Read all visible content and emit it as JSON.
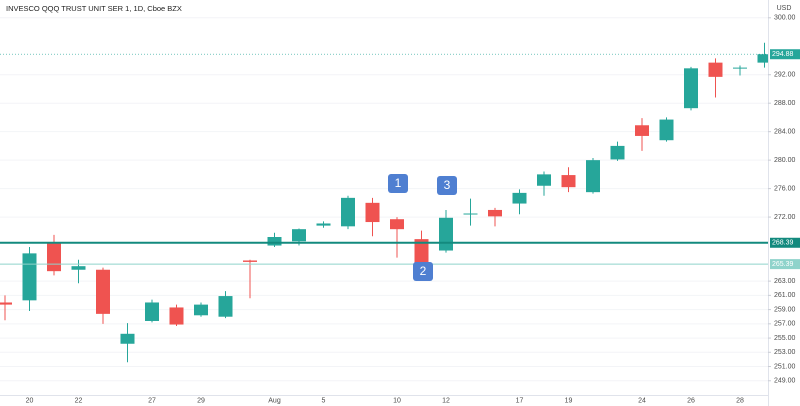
{
  "chart_data": {
    "type": "candlestick",
    "title": "INVESCO QQQ TRUST UNIT SER 1, 1D, Cboe BZX",
    "currency": "USD",
    "categories": [
      null,
      "20",
      null,
      "22",
      null,
      null,
      "27",
      null,
      "29",
      null,
      null,
      "Aug",
      null,
      "5",
      null,
      null,
      "10",
      null,
      "12",
      null,
      null,
      "17",
      null,
      "19",
      null,
      null,
      "24",
      null,
      "26",
      null,
      "28",
      null
    ],
    "open": [
      260.0,
      260.3,
      268.4,
      264.6,
      264.6,
      254.2,
      257.4,
      259.3,
      258.2,
      258.0,
      265.9,
      268.0,
      268.6,
      270.8,
      270.7,
      274.0,
      271.7,
      268.9,
      267.3,
      272.4,
      273.0,
      273.9,
      276.4,
      277.9,
      275.5,
      280.1,
      284.9,
      282.8,
      287.3,
      293.7,
      292.9,
      293.7
    ],
    "high": [
      261.0,
      267.8,
      269.5,
      266.0,
      264.9,
      257.1,
      260.4,
      259.7,
      260.0,
      261.6,
      266.0,
      269.8,
      270.4,
      271.4,
      275.0,
      274.7,
      272.0,
      270.1,
      273.0,
      274.6,
      273.3,
      275.9,
      278.4,
      279.0,
      280.3,
      282.6,
      285.9,
      286.0,
      293.1,
      294.3,
      293.3,
      296.5
    ],
    "low": [
      257.5,
      258.8,
      263.8,
      262.7,
      257.0,
      251.6,
      257.2,
      256.7,
      258.0,
      257.8,
      260.6,
      267.8,
      268.0,
      270.5,
      270.3,
      269.3,
      266.3,
      264.6,
      267.0,
      270.8,
      270.7,
      272.4,
      275.0,
      275.5,
      275.3,
      279.9,
      281.3,
      282.6,
      287.0,
      288.8,
      291.9,
      293.0
    ],
    "close": [
      259.7,
      266.9,
      264.4,
      265.1,
      258.4,
      255.6,
      260.0,
      256.9,
      259.7,
      260.9,
      265.7,
      269.2,
      270.3,
      271.1,
      274.7,
      271.3,
      270.3,
      265.4,
      271.9,
      272.5,
      272.1,
      275.4,
      278.0,
      276.2,
      280.0,
      282.0,
      283.4,
      285.7,
      292.9,
      291.7,
      293.0,
      294.88
    ],
    "up_color": "#26a69a",
    "down_color": "#ef5350",
    "ylim": [
      247,
      302.5
    ],
    "yticks": [
      {
        "value": 249,
        "label": "249.00"
      },
      {
        "value": 251,
        "label": "251.00"
      },
      {
        "value": 253,
        "label": "253.00"
      },
      {
        "value": 255,
        "label": "255.00"
      },
      {
        "value": 257,
        "label": "257.00"
      },
      {
        "value": 259,
        "label": "259.00"
      },
      {
        "value": 261,
        "label": "261.00"
      },
      {
        "value": 263,
        "label": "263.00"
      },
      {
        "value": 272,
        "label": "272.00"
      },
      {
        "value": 276,
        "label": "276.00"
      },
      {
        "value": 280,
        "label": "280.00"
      },
      {
        "value": 284,
        "label": "284.00"
      },
      {
        "value": 288,
        "label": "288.00"
      },
      {
        "value": 292,
        "label": "292.00"
      },
      {
        "value": 300,
        "label": "300.00"
      }
    ],
    "price_lines": [
      {
        "value": 268.39,
        "label": "268.39",
        "color": "#138a7e"
      },
      {
        "value": 265.39,
        "label": "265.39",
        "color": "#8fd3cb"
      }
    ],
    "last_price": {
      "value": 294.88,
      "label": "294.88",
      "color": "#26a69a"
    },
    "annotations": [
      "1",
      "2",
      "3"
    ]
  }
}
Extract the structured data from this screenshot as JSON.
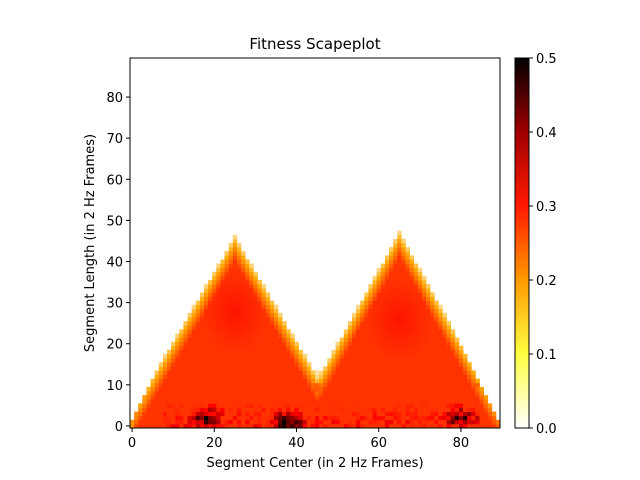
{
  "chart_data": {
    "type": "heatmap",
    "title": "Fitness Scapeplot",
    "xlabel": "Segment Center (in 2 Hz Frames)",
    "ylabel": "Segment Length (in 2 Hz Frames)",
    "xlim": [
      -0.5,
      89.5
    ],
    "ylim": [
      -0.5,
      89.5
    ],
    "x_ticks": [
      0,
      20,
      40,
      60,
      80
    ],
    "y_ticks": [
      0,
      10,
      20,
      30,
      40,
      50,
      60,
      70,
      80
    ],
    "n": 90,
    "colormap": "gist_heat_r",
    "colorbar": {
      "min": 0.0,
      "max": 0.5,
      "ticks": [
        "0.0",
        "0.1",
        "0.2",
        "0.3",
        "0.4",
        "0.5"
      ]
    },
    "peaks": [
      {
        "center": 25,
        "max_length": 46,
        "fitness": 0.2
      },
      {
        "center": 65,
        "max_length": 47,
        "fitness": 0.2
      }
    ],
    "low_length_hotspots": [
      {
        "center": 38,
        "length": 1,
        "fitness": 0.32
      },
      {
        "center": 18,
        "length": 2,
        "fitness": 0.28
      },
      {
        "center": 80,
        "length": 2,
        "fitness": 0.28
      }
    ]
  }
}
....
■ DIRECTION ■
Write the lines above out again exactly, without any of their pictures.

■ SOLUTION FOR THIS PROBLEM ■
Read all visible content and emit it as JSON.
{
  "chart_data": {
    "type": "candlestick",
    "title": "INVESCO QQQ TRUST UNIT SER 1, 1D, Cboe BZX",
    "currency": "USD",
    "categories": [
      null,
      "20",
      null,
      "22",
      null,
      null,
      "27",
      null,
      "29",
      null,
      null,
      "Aug",
      null,
      "5",
      null,
      null,
      "10",
      null,
      "12",
      null,
      null,
      "17",
      null,
      "19",
      null,
      null,
      "24",
      null,
      "26",
      null,
      "28",
      null
    ],
    "open": [
      260.0,
      260.3,
      268.4,
      264.6,
      264.6,
      254.2,
      257.4,
      259.3,
      258.2,
      258.0,
      265.9,
      268.0,
      268.6,
      270.8,
      270.7,
      274.0,
      271.7,
      268.9,
      267.3,
      272.4,
      273.0,
      273.9,
      276.4,
      277.9,
      275.5,
      280.1,
      284.9,
      282.8,
      287.3,
      293.7,
      292.9,
      293.7
    ],
    "high": [
      261.0,
      267.8,
      269.5,
      266.0,
      264.9,
      257.1,
      260.4,
      259.7,
      260.0,
      261.6,
      266.0,
      269.8,
      270.4,
      271.4,
      275.0,
      274.7,
      272.0,
      270.1,
      273.0,
      274.6,
      273.3,
      275.9,
      278.4,
      279.0,
      280.3,
      282.6,
      285.9,
      286.0,
      293.1,
      294.3,
      293.3,
      296.5
    ],
    "low": [
      257.5,
      258.8,
      263.8,
      262.7,
      257.0,
      251.6,
      257.2,
      256.7,
      258.0,
      257.8,
      260.6,
      267.8,
      268.0,
      270.5,
      270.3,
      269.3,
      266.3,
      264.6,
      267.0,
      270.8,
      270.7,
      272.4,
      275.0,
      275.5,
      275.3,
      279.9,
      281.3,
      282.6,
      287.0,
      288.8,
      291.9,
      293.0
    ],
    "close": [
      259.7,
      266.9,
      264.4,
      265.1,
      258.4,
      255.6,
      260.0,
      256.9,
      259.7,
      260.9,
      265.7,
      269.2,
      270.3,
      271.1,
      274.7,
      271.3,
      270.3,
      265.4,
      271.9,
      272.5,
      272.1,
      275.4,
      278.0,
      276.2,
      280.0,
      282.0,
      283.4,
      285.7,
      292.9,
      291.7,
      293.0,
      294.88
    ],
    "up_color": "#26a69a",
    "down_color": "#ef5350",
    "ylim": [
      247,
      302.5
    ],
    "yticks": [
      {
        "value": 249,
        "label": "249.00"
      },
      {
        "value": 251,
        "label": "251.00"
      },
      {
        "value": 253,
        "label": "253.00"
      },
      {
        "value": 255,
        "label": "255.00"
      },
      {
        "value": 257,
        "label": "257.00"
      },
      {
        "value": 259,
        "label": "259.00"
      },
      {
        "value": 261,
        "label": "261.00"
      },
      {
        "value": 263,
        "label": "263.00"
      },
      {
        "value": 272,
        "label": "272.00"
      },
      {
        "value": 276,
        "label": "276.00"
      },
      {
        "value": 280,
        "label": "280.00"
      },
      {
        "value": 284,
        "label": "284.00"
      },
      {
        "value": 288,
        "label": "288.00"
      },
      {
        "value": 292,
        "label": "292.00"
      },
      {
        "value": 300,
        "label": "300.00"
      }
    ],
    "price_lines": [
      {
        "value": 268.39,
        "label": "268.39",
        "color": "#138a7e"
      },
      {
        "value": 265.39,
        "label": "265.39",
        "color": "#8fd3cb"
      }
    ],
    "last_price": {
      "value": 294.88,
      "label": "294.88",
      "color": "#26a69a"
    },
    "annotations": [
      "1",
      "2",
      "3"
    ]
  }
}
Extract the structured data from this screenshot as JSON.
{
  "chart_data": {
    "type": "heatmap",
    "title": "Fitness Scapeplot",
    "xlabel": "Segment Center (in 2 Hz Frames)",
    "ylabel": "Segment Length (in 2 Hz Frames)",
    "xlim": [
      -0.5,
      89.5
    ],
    "ylim": [
      -0.5,
      89.5
    ],
    "x_ticks": [
      0,
      20,
      40,
      60,
      80
    ],
    "y_ticks": [
      0,
      10,
      20,
      30,
      40,
      50,
      60,
      70,
      80
    ],
    "n": 90,
    "colormap": "gist_heat_r",
    "colorbar": {
      "min": 0.0,
      "max": 0.5,
      "ticks": [
        "0.0",
        "0.1",
        "0.2",
        "0.3",
        "0.4",
        "0.5"
      ]
    },
    "peaks": [
      {
        "center": 25,
        "max_length": 46,
        "fitness": 0.2
      },
      {
        "center": 65,
        "max_length": 47,
        "fitness": 0.2
      }
    ],
    "low_length_hotspots": [
      {
        "center": 38,
        "length": 1,
        "fitness": 0.32
      },
      {
        "center": 18,
        "length": 2,
        "fitness": 0.28
      },
      {
        "center": 80,
        "length": 2,
        "fitness": 0.28
      }
    ]
  }
}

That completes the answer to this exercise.